_TASK_
Carry none of the pictures over; write out the complete data exactly.
--- Begin SOURCE DATA ---
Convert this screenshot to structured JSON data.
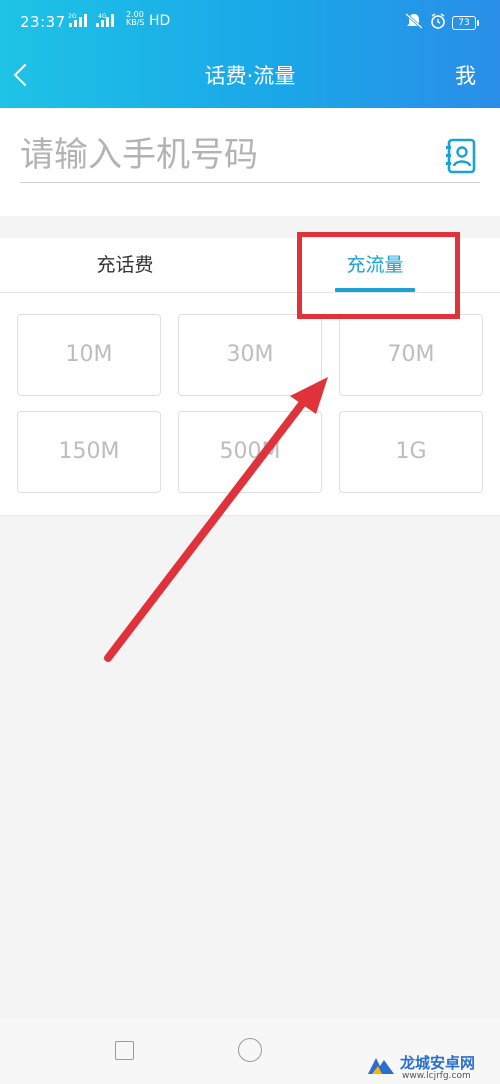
{
  "status_bar": {
    "time": "23:37",
    "signal1_label": "2G",
    "signal2_label": "4G",
    "speed_value": "2.00",
    "speed_unit": "KB/S",
    "hd": "HD",
    "battery": "73"
  },
  "navbar": {
    "title": "话费·流量",
    "right_label": "我",
    "back_icon": "chevron-left-icon"
  },
  "phone": {
    "placeholder": "请输入手机号码",
    "value": "",
    "contact_icon": "contact-book-icon"
  },
  "tabs": [
    {
      "label": "充话费",
      "active": false
    },
    {
      "label": "充流量",
      "active": true
    }
  ],
  "accent_color": "#1aa2d2",
  "annotation_color": "#e0323a",
  "options": [
    "10M",
    "30M",
    "70M",
    "150M",
    "500M",
    "1G"
  ],
  "watermark": {
    "text": "龙城安卓网",
    "url": "www.lcjrfg.com"
  }
}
--- End SOURCE DATA ---
_EXPECTED ANSWER_
Convert this screenshot to structured JSON data.
{
  "status_bar": {
    "time": "23:37",
    "signal1_label": "2G",
    "signal2_label": "4G",
    "speed_value": "2.00",
    "speed_unit": "KB/S",
    "hd": "HD",
    "battery": "73"
  },
  "navbar": {
    "title": "话费·流量",
    "right_label": "我",
    "back_icon": "chevron-left-icon"
  },
  "phone": {
    "placeholder": "请输入手机号码",
    "value": "",
    "contact_icon": "contact-book-icon"
  },
  "tabs": [
    {
      "label": "充话费",
      "active": false
    },
    {
      "label": "充流量",
      "active": true
    }
  ],
  "accent_color": "#1aa2d2",
  "annotation_color": "#e0323a",
  "options": [
    "10M",
    "30M",
    "70M",
    "150M",
    "500M",
    "1G"
  ],
  "watermark": {
    "text": "龙城安卓网",
    "url": "www.lcjrfg.com"
  }
}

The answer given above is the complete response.